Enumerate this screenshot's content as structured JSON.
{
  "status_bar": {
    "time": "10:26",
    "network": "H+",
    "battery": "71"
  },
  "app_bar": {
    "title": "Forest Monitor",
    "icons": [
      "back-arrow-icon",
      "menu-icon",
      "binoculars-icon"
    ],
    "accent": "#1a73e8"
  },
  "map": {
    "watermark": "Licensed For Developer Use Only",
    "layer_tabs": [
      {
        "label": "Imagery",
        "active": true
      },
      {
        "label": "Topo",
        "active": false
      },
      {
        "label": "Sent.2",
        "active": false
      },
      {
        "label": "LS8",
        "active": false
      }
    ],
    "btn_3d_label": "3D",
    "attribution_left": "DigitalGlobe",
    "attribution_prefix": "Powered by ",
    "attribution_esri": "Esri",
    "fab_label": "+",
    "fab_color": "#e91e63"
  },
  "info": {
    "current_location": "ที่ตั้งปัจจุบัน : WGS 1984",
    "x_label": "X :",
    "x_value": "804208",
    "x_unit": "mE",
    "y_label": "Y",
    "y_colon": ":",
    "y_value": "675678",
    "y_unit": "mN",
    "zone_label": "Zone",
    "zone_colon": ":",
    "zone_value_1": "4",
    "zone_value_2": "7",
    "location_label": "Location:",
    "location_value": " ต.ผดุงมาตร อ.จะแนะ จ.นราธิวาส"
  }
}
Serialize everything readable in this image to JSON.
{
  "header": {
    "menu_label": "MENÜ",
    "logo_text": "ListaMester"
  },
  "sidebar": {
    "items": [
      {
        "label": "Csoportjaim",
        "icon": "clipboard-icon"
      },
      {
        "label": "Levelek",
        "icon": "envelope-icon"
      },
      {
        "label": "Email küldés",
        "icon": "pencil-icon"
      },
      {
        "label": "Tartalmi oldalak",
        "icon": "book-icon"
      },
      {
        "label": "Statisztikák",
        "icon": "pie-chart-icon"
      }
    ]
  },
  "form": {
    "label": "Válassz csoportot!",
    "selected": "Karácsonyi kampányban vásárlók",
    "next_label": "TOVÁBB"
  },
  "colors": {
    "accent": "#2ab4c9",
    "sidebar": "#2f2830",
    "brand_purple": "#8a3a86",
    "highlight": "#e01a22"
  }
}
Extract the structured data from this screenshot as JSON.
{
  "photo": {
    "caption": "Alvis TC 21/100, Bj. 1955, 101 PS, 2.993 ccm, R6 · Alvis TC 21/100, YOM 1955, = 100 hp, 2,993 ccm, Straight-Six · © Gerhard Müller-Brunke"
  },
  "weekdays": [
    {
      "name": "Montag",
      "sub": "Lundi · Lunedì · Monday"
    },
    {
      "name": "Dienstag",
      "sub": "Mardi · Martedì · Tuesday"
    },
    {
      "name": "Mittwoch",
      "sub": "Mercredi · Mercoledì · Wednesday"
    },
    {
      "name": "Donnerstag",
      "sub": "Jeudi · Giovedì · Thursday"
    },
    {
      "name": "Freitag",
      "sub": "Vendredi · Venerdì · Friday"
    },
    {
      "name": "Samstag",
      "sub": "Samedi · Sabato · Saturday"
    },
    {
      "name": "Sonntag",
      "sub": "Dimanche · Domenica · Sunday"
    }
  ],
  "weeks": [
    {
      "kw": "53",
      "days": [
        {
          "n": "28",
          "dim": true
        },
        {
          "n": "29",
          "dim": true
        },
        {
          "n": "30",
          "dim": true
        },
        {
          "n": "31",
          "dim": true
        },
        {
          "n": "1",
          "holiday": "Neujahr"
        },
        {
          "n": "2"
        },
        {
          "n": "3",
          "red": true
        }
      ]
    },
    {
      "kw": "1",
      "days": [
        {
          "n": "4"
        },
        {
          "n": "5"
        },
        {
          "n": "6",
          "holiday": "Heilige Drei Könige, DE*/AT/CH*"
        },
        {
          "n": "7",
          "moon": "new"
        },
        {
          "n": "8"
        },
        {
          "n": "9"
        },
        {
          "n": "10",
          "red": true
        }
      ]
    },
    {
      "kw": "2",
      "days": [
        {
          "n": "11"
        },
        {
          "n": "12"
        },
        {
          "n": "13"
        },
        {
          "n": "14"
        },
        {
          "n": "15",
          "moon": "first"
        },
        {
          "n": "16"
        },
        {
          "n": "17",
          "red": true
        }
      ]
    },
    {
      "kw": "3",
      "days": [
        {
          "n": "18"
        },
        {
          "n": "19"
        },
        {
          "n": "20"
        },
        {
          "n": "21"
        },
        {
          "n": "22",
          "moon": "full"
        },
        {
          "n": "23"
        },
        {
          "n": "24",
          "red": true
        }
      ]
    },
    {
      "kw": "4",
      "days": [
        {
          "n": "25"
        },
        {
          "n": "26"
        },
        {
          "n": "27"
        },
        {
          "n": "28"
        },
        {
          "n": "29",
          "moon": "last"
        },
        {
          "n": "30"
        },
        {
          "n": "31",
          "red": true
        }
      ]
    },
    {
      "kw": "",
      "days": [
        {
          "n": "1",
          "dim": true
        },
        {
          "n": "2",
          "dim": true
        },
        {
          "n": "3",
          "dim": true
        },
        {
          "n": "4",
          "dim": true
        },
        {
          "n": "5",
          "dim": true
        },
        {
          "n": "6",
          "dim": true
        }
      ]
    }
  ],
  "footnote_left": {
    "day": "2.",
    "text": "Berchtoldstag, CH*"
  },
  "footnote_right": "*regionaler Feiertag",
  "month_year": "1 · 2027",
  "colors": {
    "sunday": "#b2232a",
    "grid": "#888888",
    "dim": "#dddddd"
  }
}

═══

> _WRITTEN EXERCISE_: Look through the records and gather each line with the word "name".

> _PROBLEM SOLUTION_:
      "name": "Montag",
      "name": "Dienstag",
      "name": "Mittwoch",
      "name": "Donnerstag",
      "name": "Freitag",
      "name": "Samstag",
      "name": "Sonntag",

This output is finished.